_Requirement_
Type out every line below exactly as it reads.

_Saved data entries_

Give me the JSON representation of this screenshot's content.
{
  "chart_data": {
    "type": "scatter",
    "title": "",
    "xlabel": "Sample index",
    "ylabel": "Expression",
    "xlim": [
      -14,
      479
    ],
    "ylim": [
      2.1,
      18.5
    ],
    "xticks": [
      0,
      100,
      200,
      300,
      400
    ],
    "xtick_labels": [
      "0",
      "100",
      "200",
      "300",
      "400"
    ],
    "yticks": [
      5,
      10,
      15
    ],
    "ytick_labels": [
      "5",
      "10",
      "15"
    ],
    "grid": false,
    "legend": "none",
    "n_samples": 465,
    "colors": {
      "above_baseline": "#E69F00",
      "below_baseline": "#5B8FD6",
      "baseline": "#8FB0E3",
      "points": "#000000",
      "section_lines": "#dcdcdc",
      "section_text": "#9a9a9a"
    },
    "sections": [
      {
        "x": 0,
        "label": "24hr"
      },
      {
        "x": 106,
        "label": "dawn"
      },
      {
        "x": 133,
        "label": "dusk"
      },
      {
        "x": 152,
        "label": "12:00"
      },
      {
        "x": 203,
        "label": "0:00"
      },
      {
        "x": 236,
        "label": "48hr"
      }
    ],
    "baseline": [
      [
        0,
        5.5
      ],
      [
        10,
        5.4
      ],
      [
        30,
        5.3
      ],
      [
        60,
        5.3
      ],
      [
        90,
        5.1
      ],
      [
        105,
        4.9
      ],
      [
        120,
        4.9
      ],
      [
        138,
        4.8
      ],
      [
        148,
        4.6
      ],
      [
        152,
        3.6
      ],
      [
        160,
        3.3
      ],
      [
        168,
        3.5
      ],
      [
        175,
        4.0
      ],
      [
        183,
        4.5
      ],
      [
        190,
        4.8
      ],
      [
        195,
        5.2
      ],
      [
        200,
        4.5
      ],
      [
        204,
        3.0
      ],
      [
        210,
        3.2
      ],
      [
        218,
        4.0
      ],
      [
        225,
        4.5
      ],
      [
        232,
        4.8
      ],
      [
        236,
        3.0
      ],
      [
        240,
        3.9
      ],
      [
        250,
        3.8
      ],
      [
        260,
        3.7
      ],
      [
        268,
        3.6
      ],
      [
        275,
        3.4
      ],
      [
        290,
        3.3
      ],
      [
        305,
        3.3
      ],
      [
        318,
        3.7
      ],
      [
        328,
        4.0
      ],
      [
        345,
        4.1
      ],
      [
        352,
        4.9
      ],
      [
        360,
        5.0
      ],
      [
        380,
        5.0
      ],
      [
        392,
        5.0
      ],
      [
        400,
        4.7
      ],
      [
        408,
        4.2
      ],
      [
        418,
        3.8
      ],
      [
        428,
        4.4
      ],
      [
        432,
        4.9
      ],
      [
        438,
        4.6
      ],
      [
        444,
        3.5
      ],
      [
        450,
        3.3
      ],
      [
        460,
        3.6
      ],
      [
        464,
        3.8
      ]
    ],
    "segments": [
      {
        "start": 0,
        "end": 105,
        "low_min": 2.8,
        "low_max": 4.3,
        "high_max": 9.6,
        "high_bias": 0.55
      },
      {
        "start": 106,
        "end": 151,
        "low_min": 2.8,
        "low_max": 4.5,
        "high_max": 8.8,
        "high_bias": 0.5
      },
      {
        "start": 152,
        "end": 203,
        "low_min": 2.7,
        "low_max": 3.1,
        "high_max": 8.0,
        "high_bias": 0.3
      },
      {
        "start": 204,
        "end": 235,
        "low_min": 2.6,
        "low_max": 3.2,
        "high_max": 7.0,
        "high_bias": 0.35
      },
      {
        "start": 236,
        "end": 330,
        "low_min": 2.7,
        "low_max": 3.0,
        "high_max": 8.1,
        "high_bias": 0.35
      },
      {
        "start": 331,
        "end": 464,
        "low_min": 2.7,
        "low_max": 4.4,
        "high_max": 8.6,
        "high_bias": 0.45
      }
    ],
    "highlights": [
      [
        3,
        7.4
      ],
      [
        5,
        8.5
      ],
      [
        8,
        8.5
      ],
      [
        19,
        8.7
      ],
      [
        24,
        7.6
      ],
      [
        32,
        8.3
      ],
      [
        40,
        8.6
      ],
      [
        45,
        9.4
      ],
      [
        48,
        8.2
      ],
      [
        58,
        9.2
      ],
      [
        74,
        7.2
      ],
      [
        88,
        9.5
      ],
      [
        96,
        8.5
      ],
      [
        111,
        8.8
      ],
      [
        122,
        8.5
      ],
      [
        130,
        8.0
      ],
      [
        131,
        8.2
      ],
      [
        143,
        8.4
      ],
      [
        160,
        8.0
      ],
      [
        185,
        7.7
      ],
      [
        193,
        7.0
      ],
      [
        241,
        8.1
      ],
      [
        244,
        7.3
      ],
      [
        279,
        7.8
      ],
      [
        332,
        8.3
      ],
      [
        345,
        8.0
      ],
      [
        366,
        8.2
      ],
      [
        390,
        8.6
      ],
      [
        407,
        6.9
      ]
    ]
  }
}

_Full answer_
Give me the JSON representation of this screenshot's content.
{
  "chart_data": {
    "type": "scatter",
    "title": "",
    "xlabel": "Sample index",
    "ylabel": "Expression",
    "xlim": [
      -14,
      479
    ],
    "ylim": [
      2.1,
      18.5
    ],
    "xticks": [
      0,
      100,
      200,
      300,
      400
    ],
    "xtick_labels": [
      "0",
      "100",
      "200",
      "300",
      "400"
    ],
    "yticks": [
      5,
      10,
      15
    ],
    "ytick_labels": [
      "5",
      "10",
      "15"
    ],
    "grid": false,
    "legend": "none",
    "n_samples": 465,
    "colors": {
      "above_baseline": "#E69F00",
      "below_baseline": "#5B8FD6",
      "baseline": "#8FB0E3",
      "points": "#000000",
      "section_lines": "#dcdcdc",
      "section_text": "#9a9a9a"
    },
    "sections": [
      {
        "x": 0,
        "label": "24hr"
      },
      {
        "x": 106,
        "label": "dawn"
      },
      {
        "x": 133,
        "label": "dusk"
      },
      {
        "x": 152,
        "label": "12:00"
      },
      {
        "x": 203,
        "label": "0:00"
      },
      {
        "x": 236,
        "label": "48hr"
      }
    ],
    "baseline": [
      [
        0,
        5.5
      ],
      [
        10,
        5.4
      ],
      [
        30,
        5.3
      ],
      [
        60,
        5.3
      ],
      [
        90,
        5.1
      ],
      [
        105,
        4.9
      ],
      [
        120,
        4.9
      ],
      [
        138,
        4.8
      ],
      [
        148,
        4.6
      ],
      [
        152,
        3.6
      ],
      [
        160,
        3.3
      ],
      [
        168,
        3.5
      ],
      [
        175,
        4.0
      ],
      [
        183,
        4.5
      ],
      [
        190,
        4.8
      ],
      [
        195,
        5.2
      ],
      [
        200,
        4.5
      ],
      [
        204,
        3.0
      ],
      [
        210,
        3.2
      ],
      [
        218,
        4.0
      ],
      [
        225,
        4.5
      ],
      [
        232,
        4.8
      ],
      [
        236,
        3.0
      ],
      [
        240,
        3.9
      ],
      [
        250,
        3.8
      ],
      [
        260,
        3.7
      ],
      [
        268,
        3.6
      ],
      [
        275,
        3.4
      ],
      [
        290,
        3.3
      ],
      [
        305,
        3.3
      ],
      [
        318,
        3.7
      ],
      [
        328,
        4.0
      ],
      [
        345,
        4.1
      ],
      [
        352,
        4.9
      ],
      [
        360,
        5.0
      ],
      [
        380,
        5.0
      ],
      [
        392,
        5.0
      ],
      [
        400,
        4.7
      ],
      [
        408,
        4.2
      ],
      [
        418,
        3.8
      ],
      [
        428,
        4.4
      ],
      [
        432,
        4.9
      ],
      [
        438,
        4.6
      ],
      [
        444,
        3.5
      ],
      [
        450,
        3.3
      ],
      [
        460,
        3.6
      ],
      [
        464,
        3.8
      ]
    ],
    "segments": [
      {
        "start": 0,
        "end": 105,
        "low_min": 2.8,
        "low_max": 4.3,
        "high_max": 9.6,
        "high_bias": 0.55
      },
      {
        "start": 106,
        "end": 151,
        "low_min": 2.8,
        "low_max": 4.5,
        "high_max": 8.8,
        "high_bias": 0.5
      },
      {
        "start": 152,
        "end": 203,
        "low_min": 2.7,
        "low_max": 3.1,
        "high_max": 8.0,
        "high_bias": 0.3
      },
      {
        "start": 204,
        "end": 235,
        "low_min": 2.6,
        "low_max": 3.2,
        "high_max": 7.0,
        "high_bias": 0.35
      },
      {
        "start": 236,
        "end": 330,
        "low_min": 2.7,
        "low_max": 3.0,
        "high_max": 8.1,
        "high_bias": 0.35
      },
      {
        "start": 331,
        "end": 464,
        "low_min": 2.7,
        "low_max": 4.4,
        "high_max": 8.6,
        "high_bias": 0.45
      }
    ],
    "highlights": [
      [
        3,
        7.4
      ],
      [
        5,
        8.5
      ],
      [
        8,
        8.5
      ],
      [
        19,
        8.7
      ],
      [
        24,
        7.6
      ],
      [
        32,
        8.3
      ],
      [
        40,
        8.6
      ],
      [
        45,
        9.4
      ],
      [
        48,
        8.2
      ],
      [
        58,
        9.2
      ],
      [
        74,
        7.2
      ],
      [
        88,
        9.5
      ],
      [
        96,
        8.5
      ],
      [
        111,
        8.8
      ],
      [
        122,
        8.5
      ],
      [
        130,
        8.0
      ],
      [
        131,
        8.2
      ],
      [
        143,
        8.4
      ],
      [
        160,
        8.0
      ],
      [
        185,
        7.7
      ],
      [
        193,
        7.0
      ],
      [
        241,
        8.1
      ],
      [
        244,
        7.3
      ],
      [
        279,
        7.8
      ],
      [
        332,
        8.3
      ],
      [
        345,
        8.0
      ],
      [
        366,
        8.2
      ],
      [
        390,
        8.6
      ],
      [
        407,
        6.9
      ]
    ]
  }
}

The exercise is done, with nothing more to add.